Written request 1: Decide whether each statement below agrees with the Fides report on the killing of Marisol Castro, answering yes or no and quoting the words of the report that decide it: (a) Marisol Castro was born in Nuevo Laredo; (b) the statement was signed by a spiritual counselor for the European area; (c) official news about the event is plentiful.
Written request 2: Write the next part of the Fides report on the killing of Marisol Castro, starting after its final sentence.

Document extract:
......

Agenzia Fides REPORT- The Community of Scalabrinian Lay Movement (SLM) is mourning over the terrible violent death of a member: Maria Elizabeth Macías Castro, 39, known as Marisol, who worked for a newspaper in Tamaulipas, and was kidnapped and murdered.
The statement sent to Fides, signed by the Scalabrinian Fr. Francisco Pellizzari, spiritual Counselor in North America area, reports that "Marisol Castro, lay Scalabrinian of the Nuevo Laredo group" was kidnapped by a group of drug dealers considered 'bosses' of this border region on Wednesday, September 22. After two days of research and dramatic silence, her lifeless body was found in a street in the city of Nuevo Laredo, city where she was born and where she lived and worked as a editor and illustrator for a local periodical". The statement underlines that the news at an official level on the event is very scarce, what is known is that on her body was written: "This happens to the media which is against us."

......

Raw records:
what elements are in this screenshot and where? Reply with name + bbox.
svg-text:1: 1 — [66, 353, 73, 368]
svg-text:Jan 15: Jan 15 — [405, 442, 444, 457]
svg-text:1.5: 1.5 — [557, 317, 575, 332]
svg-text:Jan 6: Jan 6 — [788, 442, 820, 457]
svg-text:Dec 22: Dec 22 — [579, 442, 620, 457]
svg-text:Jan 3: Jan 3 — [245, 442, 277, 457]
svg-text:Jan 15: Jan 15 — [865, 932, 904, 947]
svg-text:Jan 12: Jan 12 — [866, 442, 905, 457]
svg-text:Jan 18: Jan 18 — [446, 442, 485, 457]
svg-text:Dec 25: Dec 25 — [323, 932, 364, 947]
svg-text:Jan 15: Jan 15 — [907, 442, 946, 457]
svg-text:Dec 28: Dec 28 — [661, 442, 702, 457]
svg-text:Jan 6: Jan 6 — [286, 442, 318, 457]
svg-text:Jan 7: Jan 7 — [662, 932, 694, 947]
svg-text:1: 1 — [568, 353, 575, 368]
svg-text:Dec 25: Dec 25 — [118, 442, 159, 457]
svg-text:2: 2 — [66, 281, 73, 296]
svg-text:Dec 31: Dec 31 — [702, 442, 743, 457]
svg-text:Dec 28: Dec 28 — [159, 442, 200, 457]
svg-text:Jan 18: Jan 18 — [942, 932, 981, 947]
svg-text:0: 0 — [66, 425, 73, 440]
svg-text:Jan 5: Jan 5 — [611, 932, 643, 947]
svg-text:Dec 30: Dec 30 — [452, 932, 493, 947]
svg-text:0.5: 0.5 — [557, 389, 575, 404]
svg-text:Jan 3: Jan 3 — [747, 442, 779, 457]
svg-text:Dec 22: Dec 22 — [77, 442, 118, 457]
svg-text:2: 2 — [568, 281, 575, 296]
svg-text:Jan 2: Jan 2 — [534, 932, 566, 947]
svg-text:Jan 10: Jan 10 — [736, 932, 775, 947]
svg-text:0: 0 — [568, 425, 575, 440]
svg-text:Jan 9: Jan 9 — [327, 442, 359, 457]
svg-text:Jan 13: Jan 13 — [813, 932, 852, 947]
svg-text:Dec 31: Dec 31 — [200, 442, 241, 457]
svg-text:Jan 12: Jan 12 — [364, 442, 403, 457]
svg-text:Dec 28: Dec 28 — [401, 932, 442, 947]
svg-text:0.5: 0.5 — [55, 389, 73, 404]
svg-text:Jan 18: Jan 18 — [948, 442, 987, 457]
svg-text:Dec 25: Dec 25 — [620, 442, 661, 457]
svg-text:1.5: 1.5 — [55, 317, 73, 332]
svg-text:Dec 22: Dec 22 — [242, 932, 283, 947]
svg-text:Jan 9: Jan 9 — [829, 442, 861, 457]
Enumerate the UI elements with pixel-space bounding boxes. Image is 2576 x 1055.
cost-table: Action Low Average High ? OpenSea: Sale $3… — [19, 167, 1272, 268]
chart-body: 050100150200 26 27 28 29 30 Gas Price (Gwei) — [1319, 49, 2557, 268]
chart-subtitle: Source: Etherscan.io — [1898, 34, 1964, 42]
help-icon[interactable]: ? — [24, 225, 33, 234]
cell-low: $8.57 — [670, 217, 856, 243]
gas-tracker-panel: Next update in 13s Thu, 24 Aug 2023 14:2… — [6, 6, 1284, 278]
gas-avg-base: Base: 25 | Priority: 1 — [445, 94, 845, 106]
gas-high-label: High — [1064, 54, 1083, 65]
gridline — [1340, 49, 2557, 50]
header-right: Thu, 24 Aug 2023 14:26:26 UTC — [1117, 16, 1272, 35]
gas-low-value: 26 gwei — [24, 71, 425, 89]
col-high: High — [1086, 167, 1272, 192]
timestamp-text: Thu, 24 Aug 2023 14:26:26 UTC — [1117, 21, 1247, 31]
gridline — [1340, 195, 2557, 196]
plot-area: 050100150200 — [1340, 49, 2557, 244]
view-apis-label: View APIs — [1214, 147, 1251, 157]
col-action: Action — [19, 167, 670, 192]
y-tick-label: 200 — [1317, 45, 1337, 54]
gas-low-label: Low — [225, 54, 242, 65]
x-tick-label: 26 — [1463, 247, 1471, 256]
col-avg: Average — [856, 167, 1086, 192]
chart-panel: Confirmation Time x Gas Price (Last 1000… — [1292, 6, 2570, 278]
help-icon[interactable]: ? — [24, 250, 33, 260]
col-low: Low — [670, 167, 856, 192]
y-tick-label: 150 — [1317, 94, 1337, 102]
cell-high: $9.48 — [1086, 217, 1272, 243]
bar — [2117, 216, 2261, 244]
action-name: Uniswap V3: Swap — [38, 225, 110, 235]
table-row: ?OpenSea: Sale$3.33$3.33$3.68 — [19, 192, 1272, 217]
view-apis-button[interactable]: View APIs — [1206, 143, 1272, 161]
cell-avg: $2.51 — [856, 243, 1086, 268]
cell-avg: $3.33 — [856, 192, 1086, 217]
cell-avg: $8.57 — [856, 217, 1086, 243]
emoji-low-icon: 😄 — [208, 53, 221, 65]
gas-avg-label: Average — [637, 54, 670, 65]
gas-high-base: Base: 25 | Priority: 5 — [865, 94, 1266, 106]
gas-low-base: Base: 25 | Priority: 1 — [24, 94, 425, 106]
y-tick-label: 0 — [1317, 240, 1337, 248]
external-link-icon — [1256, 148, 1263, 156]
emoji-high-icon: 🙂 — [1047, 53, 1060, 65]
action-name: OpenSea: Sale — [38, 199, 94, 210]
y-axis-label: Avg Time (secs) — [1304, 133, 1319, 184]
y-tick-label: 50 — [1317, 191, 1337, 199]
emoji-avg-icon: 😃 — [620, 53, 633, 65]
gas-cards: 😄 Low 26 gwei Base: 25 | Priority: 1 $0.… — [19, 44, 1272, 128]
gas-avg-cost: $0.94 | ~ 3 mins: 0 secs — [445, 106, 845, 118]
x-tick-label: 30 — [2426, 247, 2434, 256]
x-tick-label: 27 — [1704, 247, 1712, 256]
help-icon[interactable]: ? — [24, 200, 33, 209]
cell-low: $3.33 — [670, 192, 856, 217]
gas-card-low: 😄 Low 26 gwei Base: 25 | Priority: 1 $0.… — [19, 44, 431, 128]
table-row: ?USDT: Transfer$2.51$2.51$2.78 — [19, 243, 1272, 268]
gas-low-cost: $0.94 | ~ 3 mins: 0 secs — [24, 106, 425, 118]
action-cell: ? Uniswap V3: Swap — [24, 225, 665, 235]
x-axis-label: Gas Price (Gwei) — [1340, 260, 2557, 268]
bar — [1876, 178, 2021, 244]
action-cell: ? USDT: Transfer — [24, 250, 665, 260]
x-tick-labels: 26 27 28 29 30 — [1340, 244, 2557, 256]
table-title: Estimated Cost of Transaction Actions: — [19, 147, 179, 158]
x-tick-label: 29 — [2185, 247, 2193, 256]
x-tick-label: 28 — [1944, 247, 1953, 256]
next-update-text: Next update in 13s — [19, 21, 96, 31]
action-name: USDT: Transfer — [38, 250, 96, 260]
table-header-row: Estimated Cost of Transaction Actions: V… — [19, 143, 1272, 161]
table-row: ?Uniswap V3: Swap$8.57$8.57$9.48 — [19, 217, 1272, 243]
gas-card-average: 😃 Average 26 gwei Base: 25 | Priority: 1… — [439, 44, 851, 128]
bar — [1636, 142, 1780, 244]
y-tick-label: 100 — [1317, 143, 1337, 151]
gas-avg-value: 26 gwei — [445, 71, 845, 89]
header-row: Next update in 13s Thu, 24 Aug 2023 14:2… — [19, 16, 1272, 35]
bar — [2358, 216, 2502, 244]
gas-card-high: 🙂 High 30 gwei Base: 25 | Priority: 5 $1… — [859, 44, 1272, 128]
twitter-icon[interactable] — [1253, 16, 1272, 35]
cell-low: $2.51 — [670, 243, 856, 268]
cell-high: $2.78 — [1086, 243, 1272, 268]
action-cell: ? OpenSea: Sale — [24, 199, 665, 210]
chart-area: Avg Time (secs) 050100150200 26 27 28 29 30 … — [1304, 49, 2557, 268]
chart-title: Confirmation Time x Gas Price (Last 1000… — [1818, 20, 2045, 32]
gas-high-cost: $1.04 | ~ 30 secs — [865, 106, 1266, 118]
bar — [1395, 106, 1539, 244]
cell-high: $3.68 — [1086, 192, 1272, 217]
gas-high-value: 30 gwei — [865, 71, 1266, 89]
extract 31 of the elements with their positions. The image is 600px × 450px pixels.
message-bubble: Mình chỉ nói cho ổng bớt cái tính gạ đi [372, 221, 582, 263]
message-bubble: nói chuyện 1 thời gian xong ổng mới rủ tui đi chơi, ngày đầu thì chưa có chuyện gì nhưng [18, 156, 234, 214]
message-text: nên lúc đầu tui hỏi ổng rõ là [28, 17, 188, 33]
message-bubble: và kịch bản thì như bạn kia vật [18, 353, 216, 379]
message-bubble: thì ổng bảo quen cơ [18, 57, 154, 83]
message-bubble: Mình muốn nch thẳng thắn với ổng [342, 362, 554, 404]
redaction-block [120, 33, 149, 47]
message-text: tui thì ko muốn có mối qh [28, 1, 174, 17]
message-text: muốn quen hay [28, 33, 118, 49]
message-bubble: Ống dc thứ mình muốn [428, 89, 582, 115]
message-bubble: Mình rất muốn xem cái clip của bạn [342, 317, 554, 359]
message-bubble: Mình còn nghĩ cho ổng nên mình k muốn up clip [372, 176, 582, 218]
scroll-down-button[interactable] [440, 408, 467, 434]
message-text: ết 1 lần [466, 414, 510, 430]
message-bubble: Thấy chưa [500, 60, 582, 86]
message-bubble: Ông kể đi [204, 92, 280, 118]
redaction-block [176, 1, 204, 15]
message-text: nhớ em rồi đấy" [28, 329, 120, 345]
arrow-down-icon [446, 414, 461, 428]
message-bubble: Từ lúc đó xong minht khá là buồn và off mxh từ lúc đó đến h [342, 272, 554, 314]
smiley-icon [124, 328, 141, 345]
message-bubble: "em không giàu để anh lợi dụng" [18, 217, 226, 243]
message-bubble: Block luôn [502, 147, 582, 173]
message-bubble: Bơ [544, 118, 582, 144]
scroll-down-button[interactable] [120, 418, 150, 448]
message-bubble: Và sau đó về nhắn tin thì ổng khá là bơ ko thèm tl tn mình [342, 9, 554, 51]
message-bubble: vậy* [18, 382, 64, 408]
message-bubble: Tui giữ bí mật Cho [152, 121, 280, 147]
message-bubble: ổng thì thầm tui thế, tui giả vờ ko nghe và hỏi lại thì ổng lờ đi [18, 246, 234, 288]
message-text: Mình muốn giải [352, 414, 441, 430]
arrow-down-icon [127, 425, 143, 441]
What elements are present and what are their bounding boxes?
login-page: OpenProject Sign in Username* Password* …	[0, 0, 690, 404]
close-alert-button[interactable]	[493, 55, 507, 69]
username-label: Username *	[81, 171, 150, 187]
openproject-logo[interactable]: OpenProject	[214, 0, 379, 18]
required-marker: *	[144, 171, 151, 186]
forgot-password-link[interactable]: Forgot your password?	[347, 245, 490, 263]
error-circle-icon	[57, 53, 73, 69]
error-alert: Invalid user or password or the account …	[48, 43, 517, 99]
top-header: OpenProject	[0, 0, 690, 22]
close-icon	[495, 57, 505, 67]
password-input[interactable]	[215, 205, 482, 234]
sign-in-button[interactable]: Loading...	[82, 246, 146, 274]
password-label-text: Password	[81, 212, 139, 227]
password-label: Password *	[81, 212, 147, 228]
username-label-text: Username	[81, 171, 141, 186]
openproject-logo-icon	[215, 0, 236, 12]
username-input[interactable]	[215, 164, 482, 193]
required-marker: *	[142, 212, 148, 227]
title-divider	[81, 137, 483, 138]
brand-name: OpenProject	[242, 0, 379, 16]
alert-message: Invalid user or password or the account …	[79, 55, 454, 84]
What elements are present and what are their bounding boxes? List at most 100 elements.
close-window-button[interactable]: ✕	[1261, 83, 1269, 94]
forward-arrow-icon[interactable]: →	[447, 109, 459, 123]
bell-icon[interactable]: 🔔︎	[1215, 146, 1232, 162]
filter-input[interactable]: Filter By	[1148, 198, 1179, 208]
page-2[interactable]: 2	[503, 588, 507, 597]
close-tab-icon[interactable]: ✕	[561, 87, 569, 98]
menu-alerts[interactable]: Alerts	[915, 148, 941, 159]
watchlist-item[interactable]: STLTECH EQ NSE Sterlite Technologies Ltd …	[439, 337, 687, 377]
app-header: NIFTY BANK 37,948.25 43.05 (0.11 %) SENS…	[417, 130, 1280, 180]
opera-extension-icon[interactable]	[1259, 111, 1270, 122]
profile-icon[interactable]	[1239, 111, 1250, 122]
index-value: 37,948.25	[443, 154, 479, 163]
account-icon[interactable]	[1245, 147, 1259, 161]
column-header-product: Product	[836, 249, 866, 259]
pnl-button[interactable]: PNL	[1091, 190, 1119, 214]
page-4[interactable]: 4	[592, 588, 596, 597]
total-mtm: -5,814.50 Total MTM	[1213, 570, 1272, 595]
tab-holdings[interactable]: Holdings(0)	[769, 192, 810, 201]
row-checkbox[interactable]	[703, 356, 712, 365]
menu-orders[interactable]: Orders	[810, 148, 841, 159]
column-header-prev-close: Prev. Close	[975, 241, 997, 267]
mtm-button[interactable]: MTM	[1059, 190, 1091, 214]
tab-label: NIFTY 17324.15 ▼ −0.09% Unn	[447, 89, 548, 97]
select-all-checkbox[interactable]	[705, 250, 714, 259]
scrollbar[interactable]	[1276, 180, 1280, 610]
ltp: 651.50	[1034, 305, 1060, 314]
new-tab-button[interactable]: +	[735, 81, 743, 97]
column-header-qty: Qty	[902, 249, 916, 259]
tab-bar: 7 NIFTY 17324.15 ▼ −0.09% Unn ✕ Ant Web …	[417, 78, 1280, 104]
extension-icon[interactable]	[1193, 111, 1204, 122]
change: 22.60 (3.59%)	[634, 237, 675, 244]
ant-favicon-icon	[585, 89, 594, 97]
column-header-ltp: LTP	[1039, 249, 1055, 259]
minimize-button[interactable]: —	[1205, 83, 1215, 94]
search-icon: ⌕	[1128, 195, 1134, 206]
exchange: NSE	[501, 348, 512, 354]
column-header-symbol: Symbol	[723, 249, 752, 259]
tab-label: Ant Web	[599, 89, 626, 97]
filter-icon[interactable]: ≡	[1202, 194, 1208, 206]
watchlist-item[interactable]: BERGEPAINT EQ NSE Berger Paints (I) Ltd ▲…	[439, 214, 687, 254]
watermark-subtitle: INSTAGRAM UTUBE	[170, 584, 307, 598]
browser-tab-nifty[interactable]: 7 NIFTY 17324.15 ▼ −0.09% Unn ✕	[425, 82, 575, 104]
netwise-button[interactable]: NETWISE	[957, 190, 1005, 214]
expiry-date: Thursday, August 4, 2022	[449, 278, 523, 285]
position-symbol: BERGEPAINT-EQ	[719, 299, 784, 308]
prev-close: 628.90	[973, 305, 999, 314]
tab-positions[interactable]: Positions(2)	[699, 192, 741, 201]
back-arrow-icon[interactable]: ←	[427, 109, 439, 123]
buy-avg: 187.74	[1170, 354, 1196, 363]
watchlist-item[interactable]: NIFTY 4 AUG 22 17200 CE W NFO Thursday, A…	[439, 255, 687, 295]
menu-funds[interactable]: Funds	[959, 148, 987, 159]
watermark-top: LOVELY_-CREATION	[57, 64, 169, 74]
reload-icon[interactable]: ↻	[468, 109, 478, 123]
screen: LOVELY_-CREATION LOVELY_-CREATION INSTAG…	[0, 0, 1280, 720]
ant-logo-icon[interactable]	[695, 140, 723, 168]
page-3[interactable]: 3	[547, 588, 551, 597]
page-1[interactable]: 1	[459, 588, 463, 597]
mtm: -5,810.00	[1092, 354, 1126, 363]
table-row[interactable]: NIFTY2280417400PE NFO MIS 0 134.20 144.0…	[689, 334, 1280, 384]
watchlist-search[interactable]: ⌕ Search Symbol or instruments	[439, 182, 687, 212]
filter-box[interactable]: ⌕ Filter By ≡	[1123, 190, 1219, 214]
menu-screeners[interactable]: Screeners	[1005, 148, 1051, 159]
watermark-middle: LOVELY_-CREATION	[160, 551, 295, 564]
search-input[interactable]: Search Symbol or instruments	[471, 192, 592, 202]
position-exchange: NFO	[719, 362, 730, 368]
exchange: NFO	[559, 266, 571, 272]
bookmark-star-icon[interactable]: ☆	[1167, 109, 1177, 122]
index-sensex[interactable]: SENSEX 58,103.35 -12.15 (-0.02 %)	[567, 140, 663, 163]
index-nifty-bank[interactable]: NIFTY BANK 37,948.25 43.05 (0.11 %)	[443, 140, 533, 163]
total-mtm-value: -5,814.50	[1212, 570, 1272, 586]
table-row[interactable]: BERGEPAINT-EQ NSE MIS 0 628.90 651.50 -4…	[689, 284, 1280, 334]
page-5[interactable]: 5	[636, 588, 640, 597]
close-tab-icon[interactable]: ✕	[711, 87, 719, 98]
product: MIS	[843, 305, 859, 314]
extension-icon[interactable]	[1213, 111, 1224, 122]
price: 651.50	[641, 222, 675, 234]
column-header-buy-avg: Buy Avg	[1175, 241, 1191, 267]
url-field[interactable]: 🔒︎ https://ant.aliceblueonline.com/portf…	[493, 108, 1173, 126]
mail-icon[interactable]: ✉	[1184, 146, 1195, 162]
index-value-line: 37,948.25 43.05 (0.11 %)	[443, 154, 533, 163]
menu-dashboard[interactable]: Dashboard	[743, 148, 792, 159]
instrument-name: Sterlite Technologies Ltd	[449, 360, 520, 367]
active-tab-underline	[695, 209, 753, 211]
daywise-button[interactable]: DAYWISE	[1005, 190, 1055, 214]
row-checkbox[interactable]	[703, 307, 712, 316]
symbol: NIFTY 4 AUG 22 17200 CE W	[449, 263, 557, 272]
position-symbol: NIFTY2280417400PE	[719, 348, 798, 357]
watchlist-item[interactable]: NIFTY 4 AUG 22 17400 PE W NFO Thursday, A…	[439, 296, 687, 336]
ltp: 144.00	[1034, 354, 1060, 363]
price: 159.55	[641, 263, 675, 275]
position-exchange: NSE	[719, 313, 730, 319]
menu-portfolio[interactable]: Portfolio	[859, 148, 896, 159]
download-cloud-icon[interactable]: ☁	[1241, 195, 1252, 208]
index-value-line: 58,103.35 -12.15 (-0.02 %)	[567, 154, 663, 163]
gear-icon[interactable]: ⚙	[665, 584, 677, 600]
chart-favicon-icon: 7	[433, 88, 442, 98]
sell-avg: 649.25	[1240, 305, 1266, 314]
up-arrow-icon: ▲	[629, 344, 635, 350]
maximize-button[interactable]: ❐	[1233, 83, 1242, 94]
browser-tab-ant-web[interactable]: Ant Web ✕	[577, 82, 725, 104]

......

Final result 1:
(a) Yes: "city where she was born and where she lived and worked"
(b) No: "spiritual Counselor in North America area"
(c) No: "the news at an official level on the event is very scarce"

Final result 2:
"We ask a prayer for our friend and member of the Central Committee of the Lay Scalabrinian Movement who worked with great affection and loyalty at the Casa del Migrante in Nuevo Laredo and maintained daily contact with many of us in the Movement". Marisol was "a woman of great faith and commitment to justice", testifies Father Rui Pedro.
The atrocious murder may be the third committed by a drug cartel among residents in Nuevo Laredo, killed because of what they had published on the Internet. Mexico is considered by the United Nations as the most dangerous country in America with regards to the media operators. Until this murder, a dozen giornalists have been killed this year, according to Reporters Without Borders. Among them are two journalists who were murdered in a park in Mexico City in early September (see Fides 17/9/2011). Often the complaints of violence carried out by drug gangs in these border areas appear on the Internet, because covered by a certain degree of anonymity, while the local media are too often intimidated. (CE) (Agenzia Fides 26/09/2011)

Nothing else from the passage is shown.